[Dataset items]
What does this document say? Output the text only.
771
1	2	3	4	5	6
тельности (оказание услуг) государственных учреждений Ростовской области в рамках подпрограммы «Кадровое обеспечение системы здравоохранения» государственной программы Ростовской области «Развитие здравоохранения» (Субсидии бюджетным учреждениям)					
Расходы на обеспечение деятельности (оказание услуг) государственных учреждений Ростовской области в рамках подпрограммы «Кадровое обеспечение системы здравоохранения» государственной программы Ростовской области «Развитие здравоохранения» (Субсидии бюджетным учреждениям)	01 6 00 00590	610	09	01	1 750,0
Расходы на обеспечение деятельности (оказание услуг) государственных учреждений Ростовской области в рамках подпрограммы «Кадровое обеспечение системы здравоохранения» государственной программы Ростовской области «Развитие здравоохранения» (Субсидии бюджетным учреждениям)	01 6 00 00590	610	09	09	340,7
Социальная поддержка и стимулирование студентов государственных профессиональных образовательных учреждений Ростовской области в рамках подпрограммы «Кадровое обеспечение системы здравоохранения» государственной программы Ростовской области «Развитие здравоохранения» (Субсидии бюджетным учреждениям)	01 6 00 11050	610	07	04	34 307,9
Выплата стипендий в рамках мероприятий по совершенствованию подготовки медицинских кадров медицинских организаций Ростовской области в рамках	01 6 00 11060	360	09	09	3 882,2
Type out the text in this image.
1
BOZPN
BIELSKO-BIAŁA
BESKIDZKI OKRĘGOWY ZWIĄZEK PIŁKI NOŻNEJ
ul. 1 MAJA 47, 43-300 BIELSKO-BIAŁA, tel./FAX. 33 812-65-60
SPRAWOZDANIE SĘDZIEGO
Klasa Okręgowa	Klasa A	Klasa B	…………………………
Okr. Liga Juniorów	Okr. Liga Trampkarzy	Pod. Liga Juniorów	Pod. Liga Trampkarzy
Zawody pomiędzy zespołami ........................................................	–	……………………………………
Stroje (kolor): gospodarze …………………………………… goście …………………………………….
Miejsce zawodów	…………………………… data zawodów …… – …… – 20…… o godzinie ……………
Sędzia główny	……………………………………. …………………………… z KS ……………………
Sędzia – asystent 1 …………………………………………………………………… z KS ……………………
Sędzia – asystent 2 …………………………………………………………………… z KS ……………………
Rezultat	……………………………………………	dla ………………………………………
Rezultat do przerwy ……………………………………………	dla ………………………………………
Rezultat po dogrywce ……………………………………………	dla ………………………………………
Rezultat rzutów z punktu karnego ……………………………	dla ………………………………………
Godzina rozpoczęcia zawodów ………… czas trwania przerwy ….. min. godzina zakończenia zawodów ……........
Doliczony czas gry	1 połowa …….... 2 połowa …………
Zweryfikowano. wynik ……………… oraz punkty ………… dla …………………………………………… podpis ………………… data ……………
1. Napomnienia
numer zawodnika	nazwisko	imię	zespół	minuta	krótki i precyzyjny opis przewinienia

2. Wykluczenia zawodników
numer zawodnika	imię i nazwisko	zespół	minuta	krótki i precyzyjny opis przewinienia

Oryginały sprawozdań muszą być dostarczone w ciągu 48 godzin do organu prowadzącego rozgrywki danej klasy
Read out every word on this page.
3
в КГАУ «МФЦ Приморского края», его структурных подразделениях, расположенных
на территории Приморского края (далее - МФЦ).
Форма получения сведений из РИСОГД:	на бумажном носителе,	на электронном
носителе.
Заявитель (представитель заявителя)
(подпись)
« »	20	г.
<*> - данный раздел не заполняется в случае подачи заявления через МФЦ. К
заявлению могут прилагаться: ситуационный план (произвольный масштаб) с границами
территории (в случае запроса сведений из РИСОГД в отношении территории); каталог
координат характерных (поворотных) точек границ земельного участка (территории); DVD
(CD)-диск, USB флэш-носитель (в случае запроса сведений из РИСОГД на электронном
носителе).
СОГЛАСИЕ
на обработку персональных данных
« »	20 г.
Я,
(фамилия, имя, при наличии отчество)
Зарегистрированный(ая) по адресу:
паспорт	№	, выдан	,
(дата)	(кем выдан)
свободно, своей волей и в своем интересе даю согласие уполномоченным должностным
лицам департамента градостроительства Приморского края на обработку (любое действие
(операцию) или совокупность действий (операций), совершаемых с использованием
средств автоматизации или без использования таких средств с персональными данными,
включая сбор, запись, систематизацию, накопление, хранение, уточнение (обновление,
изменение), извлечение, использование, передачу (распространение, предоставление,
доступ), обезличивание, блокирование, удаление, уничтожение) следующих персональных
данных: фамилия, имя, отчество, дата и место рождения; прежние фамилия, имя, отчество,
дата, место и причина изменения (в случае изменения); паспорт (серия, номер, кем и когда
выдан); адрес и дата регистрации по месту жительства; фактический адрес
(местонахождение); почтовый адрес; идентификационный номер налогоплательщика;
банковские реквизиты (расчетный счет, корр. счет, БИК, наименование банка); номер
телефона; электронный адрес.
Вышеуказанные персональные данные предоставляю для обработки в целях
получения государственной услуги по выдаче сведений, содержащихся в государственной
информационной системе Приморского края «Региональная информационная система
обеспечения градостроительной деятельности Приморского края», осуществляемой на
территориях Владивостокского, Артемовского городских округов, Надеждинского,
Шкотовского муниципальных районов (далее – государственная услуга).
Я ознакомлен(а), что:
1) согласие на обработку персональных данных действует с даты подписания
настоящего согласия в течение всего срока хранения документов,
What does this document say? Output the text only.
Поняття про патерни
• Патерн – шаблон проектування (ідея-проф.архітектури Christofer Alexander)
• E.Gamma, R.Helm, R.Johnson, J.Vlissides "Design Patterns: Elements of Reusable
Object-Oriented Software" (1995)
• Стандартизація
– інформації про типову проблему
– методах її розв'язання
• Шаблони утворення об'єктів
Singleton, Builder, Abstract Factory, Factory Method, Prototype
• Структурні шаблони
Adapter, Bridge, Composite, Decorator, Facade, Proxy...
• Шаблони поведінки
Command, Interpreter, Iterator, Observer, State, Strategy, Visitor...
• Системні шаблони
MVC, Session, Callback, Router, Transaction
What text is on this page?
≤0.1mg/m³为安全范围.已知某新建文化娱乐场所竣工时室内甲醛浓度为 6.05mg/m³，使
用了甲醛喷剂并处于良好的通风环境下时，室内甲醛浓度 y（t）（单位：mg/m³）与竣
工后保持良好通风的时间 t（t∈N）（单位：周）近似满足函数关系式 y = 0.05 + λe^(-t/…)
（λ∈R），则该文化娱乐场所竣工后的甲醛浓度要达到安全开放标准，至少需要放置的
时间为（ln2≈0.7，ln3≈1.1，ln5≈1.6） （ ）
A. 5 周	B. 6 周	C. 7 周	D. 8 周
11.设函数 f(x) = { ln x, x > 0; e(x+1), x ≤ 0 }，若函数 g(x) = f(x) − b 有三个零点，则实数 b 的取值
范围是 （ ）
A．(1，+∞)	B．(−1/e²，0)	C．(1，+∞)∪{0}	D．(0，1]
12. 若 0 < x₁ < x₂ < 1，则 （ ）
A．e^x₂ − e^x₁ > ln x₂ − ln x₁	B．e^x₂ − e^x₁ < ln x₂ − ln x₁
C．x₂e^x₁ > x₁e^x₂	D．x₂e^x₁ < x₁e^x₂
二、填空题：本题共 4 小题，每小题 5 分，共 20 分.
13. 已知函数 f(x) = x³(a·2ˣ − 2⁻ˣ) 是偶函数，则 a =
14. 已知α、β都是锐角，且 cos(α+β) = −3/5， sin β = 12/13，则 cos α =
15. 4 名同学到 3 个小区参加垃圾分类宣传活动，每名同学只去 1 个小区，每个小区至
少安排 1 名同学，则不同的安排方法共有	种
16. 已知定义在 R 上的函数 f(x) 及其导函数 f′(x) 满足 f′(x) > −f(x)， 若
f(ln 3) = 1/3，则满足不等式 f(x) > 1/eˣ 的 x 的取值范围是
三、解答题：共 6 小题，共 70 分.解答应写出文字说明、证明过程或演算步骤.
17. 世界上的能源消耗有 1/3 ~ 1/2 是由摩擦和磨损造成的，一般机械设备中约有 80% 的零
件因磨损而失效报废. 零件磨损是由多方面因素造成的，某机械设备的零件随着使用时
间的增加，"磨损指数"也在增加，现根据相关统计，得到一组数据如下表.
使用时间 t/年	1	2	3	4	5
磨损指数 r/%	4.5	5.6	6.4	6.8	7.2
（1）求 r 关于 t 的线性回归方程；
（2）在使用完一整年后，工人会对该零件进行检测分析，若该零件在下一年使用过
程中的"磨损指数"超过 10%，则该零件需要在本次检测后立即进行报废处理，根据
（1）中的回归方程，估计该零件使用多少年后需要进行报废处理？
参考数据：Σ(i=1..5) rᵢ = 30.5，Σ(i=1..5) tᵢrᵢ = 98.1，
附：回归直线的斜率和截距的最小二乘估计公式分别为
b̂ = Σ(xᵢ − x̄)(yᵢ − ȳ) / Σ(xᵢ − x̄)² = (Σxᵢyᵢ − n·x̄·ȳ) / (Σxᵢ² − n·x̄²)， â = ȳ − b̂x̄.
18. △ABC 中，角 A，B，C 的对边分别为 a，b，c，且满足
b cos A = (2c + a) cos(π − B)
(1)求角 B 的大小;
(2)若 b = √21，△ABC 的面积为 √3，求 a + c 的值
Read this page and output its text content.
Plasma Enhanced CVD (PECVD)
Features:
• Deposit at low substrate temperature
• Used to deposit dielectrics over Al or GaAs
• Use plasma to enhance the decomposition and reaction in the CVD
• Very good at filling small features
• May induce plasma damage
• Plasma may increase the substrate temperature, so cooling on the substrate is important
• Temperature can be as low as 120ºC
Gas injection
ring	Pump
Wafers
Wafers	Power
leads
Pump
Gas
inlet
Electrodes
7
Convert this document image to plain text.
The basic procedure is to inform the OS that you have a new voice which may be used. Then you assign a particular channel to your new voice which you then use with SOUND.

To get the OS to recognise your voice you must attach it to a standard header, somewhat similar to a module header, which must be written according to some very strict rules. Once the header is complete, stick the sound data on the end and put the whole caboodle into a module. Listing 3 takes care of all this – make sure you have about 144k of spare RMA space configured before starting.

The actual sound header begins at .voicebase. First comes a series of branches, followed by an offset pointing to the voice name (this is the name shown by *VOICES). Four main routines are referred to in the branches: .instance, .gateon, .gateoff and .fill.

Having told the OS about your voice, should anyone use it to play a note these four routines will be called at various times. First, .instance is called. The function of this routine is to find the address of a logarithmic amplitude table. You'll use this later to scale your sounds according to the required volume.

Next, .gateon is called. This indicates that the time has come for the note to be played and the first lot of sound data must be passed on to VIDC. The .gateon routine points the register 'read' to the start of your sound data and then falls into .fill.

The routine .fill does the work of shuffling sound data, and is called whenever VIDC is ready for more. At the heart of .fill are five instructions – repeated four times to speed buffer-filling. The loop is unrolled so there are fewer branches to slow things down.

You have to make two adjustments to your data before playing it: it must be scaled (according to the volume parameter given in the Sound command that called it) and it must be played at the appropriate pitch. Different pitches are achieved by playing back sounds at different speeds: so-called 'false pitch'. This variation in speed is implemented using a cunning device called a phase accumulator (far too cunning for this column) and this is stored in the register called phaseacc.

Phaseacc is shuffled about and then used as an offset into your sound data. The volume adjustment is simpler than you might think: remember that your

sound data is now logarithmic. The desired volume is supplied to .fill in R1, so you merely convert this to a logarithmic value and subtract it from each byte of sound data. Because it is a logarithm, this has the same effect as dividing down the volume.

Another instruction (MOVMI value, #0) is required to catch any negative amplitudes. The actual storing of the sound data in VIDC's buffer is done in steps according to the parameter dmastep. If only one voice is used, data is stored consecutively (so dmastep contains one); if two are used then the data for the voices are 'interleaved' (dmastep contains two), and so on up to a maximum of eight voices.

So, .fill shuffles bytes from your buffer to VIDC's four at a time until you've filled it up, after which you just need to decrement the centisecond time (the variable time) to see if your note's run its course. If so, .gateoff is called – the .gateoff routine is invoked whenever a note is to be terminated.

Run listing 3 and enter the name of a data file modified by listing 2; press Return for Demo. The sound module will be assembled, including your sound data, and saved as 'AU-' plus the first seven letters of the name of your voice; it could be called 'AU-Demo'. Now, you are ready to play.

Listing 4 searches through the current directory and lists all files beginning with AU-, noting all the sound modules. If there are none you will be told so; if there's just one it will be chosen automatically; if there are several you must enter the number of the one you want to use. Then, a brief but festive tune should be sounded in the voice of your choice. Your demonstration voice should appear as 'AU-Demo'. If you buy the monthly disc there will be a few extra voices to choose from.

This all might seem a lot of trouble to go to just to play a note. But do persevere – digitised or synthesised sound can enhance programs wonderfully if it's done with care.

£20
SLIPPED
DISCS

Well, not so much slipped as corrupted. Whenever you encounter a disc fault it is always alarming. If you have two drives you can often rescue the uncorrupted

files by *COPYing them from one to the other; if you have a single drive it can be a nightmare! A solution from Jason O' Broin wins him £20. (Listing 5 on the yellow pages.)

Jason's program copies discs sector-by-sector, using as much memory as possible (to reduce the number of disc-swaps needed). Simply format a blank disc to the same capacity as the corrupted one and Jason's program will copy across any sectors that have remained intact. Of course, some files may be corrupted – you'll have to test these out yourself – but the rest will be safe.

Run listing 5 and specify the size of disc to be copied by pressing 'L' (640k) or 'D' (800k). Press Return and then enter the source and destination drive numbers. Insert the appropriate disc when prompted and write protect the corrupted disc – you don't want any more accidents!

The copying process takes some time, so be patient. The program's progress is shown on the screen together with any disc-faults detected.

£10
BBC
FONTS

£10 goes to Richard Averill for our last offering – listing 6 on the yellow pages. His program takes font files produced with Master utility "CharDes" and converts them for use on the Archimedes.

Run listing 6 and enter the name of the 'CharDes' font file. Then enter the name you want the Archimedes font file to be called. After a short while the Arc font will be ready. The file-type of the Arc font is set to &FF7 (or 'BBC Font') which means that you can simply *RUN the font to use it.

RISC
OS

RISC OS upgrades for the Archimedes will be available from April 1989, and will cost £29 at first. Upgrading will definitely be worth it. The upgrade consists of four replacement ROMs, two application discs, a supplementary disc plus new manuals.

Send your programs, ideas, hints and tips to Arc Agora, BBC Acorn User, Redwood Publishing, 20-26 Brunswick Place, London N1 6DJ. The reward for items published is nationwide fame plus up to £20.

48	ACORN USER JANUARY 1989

STATED TASK =
Scan the entries above for the word "РИСОГД" and collect each line holding it.

SOLVED EXERCISE =
Форма получения сведений из РИСОГД:	на бумажном носителе,	на электронном
территории (в случае запроса сведений из РИСОГД в отношении территории); каталог
(CD)-диск, USB флэш-носитель (в случае запроса сведений из РИСОГД на электронном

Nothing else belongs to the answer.